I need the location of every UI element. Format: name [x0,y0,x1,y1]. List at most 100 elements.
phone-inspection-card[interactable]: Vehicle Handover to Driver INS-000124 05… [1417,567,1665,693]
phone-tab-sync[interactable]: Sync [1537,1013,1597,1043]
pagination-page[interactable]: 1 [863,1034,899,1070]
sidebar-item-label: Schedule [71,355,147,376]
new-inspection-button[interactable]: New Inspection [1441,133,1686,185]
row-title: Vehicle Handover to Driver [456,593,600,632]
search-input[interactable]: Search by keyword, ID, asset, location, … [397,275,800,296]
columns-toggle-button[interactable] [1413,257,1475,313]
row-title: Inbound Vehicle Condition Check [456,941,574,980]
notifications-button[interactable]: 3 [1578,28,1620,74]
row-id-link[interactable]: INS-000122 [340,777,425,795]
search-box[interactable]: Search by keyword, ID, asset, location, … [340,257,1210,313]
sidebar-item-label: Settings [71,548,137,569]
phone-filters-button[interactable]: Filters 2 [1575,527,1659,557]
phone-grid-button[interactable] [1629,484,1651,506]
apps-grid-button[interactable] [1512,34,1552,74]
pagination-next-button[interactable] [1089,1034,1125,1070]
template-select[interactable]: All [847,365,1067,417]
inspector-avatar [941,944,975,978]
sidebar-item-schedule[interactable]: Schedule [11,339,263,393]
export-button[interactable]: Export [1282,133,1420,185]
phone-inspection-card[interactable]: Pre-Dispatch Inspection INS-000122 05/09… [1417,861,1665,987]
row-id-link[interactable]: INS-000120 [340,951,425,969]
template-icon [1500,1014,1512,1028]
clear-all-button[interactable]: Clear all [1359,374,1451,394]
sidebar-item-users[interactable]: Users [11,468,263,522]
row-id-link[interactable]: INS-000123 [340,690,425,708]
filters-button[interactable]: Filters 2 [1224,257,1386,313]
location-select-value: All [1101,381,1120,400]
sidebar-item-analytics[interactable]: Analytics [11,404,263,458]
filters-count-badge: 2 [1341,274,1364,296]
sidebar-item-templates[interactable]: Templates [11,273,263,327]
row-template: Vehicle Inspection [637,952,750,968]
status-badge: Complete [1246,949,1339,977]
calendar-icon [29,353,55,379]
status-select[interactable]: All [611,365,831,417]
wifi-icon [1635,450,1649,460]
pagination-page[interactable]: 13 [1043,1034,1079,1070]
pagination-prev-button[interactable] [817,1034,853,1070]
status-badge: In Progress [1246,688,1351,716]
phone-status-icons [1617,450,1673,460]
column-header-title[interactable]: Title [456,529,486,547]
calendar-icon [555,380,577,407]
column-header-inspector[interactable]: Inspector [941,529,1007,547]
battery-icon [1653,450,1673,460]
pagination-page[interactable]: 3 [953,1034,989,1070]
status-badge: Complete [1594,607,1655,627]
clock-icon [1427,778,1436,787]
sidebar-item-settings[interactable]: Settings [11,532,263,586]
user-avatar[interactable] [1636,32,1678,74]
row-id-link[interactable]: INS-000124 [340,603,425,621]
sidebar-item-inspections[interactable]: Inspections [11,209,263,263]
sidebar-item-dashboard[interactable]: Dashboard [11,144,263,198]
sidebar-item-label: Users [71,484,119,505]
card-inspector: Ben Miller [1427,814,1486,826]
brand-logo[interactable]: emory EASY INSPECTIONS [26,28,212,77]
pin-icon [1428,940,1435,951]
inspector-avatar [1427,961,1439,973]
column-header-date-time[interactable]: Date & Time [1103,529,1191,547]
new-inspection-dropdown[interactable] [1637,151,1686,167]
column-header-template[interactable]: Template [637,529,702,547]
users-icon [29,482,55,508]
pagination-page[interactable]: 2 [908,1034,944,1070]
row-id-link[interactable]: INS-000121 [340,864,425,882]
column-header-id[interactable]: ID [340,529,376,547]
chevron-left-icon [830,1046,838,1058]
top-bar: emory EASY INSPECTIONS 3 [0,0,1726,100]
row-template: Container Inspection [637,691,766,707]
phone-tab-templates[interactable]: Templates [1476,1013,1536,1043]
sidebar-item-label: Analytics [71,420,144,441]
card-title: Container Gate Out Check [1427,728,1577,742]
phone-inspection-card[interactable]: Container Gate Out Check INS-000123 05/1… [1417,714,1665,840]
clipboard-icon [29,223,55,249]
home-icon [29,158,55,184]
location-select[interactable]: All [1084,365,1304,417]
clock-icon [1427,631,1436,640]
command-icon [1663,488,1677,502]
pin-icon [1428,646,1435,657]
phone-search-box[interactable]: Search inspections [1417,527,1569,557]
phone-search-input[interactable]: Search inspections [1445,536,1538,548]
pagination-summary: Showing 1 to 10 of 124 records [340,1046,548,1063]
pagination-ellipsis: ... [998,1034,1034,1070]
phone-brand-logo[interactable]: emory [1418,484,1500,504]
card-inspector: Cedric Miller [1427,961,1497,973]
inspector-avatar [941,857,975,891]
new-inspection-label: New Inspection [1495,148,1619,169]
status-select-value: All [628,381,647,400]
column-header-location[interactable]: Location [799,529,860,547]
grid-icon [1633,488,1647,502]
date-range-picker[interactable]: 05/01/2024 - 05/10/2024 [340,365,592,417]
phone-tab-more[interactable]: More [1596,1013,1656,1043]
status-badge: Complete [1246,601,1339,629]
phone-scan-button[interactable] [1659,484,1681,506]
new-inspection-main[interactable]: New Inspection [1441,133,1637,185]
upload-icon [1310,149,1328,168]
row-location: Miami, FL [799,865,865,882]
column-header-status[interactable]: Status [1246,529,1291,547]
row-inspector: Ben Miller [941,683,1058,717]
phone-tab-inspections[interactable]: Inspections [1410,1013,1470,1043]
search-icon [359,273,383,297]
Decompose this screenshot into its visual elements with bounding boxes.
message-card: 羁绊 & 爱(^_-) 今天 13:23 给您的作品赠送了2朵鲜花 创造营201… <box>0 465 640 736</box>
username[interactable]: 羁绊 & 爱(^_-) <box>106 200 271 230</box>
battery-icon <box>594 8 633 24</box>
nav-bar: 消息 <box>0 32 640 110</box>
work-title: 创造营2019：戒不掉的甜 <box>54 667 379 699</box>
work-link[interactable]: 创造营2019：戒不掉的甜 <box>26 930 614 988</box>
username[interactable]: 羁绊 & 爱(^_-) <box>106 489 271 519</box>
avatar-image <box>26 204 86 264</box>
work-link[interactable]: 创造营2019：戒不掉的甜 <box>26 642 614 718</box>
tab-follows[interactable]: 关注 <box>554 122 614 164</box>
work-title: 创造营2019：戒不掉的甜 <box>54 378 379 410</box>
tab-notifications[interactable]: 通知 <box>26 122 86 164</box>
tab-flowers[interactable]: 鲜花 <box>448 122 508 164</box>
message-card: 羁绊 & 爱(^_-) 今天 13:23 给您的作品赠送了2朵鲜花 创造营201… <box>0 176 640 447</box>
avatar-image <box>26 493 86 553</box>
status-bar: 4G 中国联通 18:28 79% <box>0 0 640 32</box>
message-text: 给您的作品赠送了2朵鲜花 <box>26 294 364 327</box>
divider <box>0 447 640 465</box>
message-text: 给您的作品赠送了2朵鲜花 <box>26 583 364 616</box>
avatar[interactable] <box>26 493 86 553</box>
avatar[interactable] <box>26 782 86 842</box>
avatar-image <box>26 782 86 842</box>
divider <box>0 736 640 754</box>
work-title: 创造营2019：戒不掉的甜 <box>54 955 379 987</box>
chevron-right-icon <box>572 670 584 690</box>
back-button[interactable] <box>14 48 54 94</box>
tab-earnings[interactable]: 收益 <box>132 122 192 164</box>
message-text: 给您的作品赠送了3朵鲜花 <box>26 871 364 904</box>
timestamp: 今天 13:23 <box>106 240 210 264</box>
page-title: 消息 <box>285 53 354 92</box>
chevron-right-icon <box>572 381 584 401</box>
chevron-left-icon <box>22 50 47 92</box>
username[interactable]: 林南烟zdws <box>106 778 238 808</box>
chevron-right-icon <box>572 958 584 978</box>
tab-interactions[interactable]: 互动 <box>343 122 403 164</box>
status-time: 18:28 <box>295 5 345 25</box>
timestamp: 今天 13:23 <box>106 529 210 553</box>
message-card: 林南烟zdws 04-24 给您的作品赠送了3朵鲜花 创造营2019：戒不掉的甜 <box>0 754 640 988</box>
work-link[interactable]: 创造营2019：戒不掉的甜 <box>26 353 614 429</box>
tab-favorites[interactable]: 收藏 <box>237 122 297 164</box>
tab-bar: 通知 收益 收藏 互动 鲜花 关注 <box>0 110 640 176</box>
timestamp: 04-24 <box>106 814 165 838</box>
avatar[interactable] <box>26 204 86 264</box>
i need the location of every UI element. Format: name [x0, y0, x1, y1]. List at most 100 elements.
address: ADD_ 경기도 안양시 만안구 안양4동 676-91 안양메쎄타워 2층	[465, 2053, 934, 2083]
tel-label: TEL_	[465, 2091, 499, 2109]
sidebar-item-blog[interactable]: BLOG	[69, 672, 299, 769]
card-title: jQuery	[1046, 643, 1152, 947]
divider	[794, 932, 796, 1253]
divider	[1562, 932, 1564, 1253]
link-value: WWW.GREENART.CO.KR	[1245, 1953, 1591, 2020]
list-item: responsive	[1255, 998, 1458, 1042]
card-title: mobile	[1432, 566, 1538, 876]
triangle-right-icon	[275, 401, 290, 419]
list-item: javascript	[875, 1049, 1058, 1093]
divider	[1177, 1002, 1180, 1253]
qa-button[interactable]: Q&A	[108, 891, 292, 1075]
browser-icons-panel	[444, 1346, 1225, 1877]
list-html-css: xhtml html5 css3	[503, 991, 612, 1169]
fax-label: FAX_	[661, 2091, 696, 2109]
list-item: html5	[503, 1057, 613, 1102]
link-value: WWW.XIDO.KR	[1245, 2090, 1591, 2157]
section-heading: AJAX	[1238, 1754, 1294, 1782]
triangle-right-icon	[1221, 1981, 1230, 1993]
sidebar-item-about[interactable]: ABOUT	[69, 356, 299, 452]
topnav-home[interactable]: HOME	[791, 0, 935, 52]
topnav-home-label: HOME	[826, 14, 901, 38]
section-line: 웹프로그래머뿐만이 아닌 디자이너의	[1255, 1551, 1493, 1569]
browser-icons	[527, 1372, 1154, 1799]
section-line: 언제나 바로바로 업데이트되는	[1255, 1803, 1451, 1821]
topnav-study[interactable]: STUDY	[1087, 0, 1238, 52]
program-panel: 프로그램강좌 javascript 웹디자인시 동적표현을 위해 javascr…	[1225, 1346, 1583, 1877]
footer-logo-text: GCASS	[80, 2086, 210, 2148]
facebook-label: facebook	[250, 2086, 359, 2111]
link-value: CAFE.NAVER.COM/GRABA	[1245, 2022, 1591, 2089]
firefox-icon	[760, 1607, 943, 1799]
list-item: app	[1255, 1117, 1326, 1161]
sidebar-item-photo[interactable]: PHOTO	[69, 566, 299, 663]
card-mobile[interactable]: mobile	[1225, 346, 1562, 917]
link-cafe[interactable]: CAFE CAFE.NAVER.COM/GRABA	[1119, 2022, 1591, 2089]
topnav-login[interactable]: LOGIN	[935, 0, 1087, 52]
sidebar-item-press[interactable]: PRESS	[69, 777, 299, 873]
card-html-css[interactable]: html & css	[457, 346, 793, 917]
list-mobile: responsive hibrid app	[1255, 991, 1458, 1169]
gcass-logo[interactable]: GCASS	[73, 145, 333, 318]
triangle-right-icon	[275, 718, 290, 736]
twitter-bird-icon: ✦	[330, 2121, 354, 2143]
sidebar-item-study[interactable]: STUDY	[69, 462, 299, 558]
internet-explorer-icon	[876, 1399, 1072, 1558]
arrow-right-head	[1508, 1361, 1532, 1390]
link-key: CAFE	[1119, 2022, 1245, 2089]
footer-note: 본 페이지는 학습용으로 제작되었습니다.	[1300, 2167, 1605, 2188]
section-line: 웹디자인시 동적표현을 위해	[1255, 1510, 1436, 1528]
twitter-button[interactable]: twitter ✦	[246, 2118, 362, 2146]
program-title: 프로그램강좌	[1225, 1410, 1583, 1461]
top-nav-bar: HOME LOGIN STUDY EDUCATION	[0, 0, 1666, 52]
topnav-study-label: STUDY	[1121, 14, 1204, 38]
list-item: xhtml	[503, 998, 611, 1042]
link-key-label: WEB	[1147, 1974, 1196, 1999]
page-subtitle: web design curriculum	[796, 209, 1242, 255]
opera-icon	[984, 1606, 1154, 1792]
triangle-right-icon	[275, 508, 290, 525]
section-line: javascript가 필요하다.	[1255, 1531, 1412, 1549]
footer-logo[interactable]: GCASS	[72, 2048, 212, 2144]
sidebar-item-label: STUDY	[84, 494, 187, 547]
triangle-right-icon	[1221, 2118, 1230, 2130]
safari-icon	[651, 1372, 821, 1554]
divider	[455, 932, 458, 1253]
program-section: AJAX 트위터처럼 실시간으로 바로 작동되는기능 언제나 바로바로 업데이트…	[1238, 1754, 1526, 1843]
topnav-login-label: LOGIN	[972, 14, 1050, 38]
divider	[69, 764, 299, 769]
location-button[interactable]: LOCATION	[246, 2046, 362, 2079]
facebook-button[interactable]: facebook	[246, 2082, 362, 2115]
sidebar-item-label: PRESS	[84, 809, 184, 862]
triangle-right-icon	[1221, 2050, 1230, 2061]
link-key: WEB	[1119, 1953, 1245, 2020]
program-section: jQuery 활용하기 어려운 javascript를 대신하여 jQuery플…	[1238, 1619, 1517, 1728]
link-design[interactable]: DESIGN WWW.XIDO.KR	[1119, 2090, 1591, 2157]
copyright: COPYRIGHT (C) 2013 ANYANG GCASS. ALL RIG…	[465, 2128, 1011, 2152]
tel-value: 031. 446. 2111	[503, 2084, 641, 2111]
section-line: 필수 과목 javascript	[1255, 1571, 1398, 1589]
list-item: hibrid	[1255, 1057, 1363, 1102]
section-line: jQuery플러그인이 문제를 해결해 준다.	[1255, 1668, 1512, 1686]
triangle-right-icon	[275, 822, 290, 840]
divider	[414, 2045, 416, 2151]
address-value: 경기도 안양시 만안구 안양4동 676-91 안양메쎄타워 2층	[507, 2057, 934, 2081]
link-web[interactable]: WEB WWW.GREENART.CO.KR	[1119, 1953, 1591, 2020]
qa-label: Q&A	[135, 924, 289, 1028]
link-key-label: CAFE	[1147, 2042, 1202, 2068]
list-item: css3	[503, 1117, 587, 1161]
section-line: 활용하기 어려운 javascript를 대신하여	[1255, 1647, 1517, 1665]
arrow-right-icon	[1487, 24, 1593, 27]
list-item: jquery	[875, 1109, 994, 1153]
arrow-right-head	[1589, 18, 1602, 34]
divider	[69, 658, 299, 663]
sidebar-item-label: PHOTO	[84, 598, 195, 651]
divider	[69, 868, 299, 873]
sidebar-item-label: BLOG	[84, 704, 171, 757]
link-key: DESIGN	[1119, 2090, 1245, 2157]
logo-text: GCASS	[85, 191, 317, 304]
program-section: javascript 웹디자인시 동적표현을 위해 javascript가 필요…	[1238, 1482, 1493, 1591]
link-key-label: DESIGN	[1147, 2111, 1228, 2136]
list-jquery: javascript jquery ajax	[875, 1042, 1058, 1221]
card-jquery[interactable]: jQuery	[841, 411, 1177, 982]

..........

• Work instructions:
Pick out every line in the records that contains the string "바로바로", and copy each of those lines in full.

• Solution:
section-line: 언제나 바로바로 업데이트되는	[1255, 1803, 1451, 1821]
program-section: AJAX 트위터처럼 실시간으로 바로 작동되는기능 언제나 바로바로 업데이트…	[1238, 1754, 1526, 1843]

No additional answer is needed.